▸ Task to complete: Tally the lines holding "labels" and state only that figure.

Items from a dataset
● ● ● ● ● ● ●

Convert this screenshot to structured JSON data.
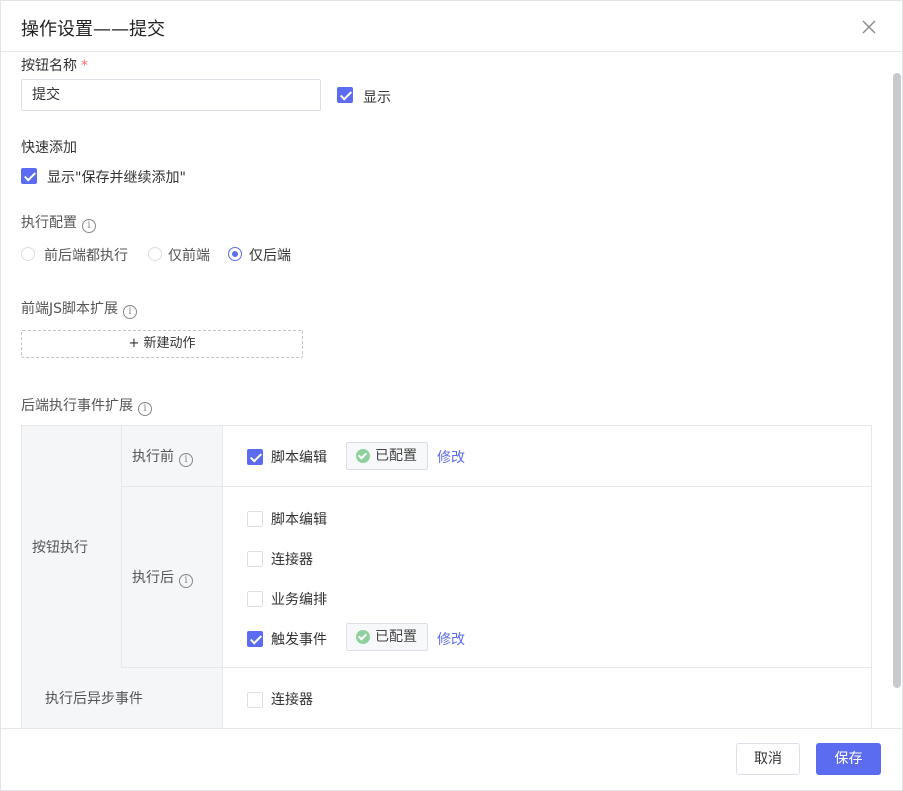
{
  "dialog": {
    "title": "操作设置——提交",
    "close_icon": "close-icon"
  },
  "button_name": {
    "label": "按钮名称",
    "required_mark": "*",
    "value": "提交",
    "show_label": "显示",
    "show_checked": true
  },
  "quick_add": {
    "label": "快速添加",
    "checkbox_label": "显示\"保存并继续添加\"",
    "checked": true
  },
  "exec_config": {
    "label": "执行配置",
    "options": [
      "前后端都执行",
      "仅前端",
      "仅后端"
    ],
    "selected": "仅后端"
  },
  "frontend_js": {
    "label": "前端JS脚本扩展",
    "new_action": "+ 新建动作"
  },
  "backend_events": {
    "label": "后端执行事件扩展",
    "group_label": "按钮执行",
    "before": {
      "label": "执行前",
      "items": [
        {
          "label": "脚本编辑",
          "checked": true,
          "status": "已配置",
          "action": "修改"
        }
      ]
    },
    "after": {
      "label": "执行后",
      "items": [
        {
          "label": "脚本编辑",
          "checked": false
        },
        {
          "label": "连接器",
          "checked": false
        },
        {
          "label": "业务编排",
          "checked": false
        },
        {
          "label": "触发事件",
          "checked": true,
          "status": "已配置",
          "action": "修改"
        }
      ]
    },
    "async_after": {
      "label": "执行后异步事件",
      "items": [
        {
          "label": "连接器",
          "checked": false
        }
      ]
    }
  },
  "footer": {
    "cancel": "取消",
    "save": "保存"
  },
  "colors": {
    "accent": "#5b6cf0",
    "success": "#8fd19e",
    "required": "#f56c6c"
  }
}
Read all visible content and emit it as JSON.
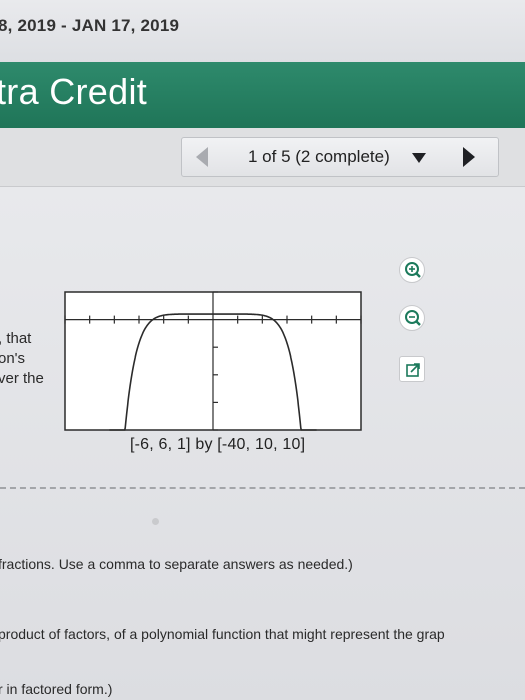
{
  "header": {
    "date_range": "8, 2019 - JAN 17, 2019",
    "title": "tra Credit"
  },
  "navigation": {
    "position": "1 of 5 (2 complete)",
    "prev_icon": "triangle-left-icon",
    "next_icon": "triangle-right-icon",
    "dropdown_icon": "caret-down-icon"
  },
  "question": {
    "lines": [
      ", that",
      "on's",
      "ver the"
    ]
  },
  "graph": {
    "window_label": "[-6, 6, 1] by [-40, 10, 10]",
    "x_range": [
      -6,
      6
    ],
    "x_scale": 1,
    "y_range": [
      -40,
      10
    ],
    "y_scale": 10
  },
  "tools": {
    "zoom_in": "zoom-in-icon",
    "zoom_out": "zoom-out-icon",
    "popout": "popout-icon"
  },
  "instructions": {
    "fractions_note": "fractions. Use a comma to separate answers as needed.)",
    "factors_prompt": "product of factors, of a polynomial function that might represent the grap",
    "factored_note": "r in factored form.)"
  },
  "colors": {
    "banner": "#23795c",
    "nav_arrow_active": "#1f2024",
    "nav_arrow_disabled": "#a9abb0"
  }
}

● ● ● ● ● ● ●

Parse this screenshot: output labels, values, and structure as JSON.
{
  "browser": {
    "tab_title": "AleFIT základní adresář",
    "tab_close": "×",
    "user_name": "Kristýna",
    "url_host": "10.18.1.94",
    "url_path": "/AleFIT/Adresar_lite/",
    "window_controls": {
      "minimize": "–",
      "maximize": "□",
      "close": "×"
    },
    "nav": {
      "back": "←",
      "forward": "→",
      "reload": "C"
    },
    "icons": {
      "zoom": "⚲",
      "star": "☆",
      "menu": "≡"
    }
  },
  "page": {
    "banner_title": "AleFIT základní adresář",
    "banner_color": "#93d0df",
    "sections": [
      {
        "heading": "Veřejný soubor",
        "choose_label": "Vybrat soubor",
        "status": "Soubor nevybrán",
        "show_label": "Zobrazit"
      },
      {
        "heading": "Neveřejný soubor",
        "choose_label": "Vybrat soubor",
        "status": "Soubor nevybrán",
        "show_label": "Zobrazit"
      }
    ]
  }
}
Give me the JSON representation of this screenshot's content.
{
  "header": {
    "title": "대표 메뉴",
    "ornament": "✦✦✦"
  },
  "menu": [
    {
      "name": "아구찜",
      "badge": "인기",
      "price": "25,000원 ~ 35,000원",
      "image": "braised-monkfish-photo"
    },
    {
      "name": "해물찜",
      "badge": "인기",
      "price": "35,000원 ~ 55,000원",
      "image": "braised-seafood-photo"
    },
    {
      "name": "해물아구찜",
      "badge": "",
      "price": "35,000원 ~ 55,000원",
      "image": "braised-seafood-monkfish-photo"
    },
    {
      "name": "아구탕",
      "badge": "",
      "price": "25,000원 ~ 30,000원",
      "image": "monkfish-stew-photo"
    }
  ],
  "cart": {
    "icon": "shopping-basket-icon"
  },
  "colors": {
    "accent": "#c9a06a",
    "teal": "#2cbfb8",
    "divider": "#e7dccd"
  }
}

● ● ● ● ● ● ●

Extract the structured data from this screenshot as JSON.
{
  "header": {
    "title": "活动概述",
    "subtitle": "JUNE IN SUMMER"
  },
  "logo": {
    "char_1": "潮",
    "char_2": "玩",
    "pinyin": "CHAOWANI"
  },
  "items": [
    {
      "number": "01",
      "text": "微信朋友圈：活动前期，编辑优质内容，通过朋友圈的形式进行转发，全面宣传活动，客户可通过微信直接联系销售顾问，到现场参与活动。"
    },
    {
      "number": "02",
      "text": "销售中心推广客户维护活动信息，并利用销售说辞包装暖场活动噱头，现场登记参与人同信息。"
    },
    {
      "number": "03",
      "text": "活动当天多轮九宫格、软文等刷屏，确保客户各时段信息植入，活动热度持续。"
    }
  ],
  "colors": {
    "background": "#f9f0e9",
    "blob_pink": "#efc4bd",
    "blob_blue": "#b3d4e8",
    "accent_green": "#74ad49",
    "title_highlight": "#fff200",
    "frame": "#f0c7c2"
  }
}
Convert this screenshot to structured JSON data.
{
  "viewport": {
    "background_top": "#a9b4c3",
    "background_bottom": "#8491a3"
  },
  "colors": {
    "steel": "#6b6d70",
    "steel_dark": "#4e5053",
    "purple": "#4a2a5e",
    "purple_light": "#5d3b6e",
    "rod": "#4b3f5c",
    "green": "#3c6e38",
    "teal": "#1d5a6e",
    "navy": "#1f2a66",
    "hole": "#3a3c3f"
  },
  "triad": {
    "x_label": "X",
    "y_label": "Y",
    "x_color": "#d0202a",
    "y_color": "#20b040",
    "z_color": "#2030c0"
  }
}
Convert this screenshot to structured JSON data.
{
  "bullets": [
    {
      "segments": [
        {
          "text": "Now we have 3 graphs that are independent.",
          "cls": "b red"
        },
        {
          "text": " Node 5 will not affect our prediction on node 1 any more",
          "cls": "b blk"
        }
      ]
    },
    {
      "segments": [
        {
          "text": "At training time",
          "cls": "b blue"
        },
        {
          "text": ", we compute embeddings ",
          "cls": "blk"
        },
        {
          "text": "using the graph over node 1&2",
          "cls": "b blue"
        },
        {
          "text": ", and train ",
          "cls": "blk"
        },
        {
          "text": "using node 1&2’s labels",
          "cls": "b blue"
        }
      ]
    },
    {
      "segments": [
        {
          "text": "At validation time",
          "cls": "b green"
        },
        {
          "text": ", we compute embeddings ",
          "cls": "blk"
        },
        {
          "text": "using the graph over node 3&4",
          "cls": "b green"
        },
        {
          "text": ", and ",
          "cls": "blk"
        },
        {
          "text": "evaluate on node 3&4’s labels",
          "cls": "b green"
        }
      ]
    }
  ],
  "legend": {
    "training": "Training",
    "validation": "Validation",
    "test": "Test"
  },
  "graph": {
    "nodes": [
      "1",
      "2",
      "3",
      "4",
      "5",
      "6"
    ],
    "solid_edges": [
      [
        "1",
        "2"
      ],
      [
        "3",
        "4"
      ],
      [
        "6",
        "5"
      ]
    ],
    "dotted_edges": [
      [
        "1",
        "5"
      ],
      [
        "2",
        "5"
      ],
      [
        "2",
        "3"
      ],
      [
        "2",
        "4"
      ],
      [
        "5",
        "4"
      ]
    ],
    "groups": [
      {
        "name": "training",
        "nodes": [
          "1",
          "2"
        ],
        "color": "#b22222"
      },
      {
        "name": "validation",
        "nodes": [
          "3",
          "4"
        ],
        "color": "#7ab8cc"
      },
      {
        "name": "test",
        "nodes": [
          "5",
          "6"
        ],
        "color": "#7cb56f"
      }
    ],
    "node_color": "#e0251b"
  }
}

● ● ● ● ● ● ●

▸ Task solution: 3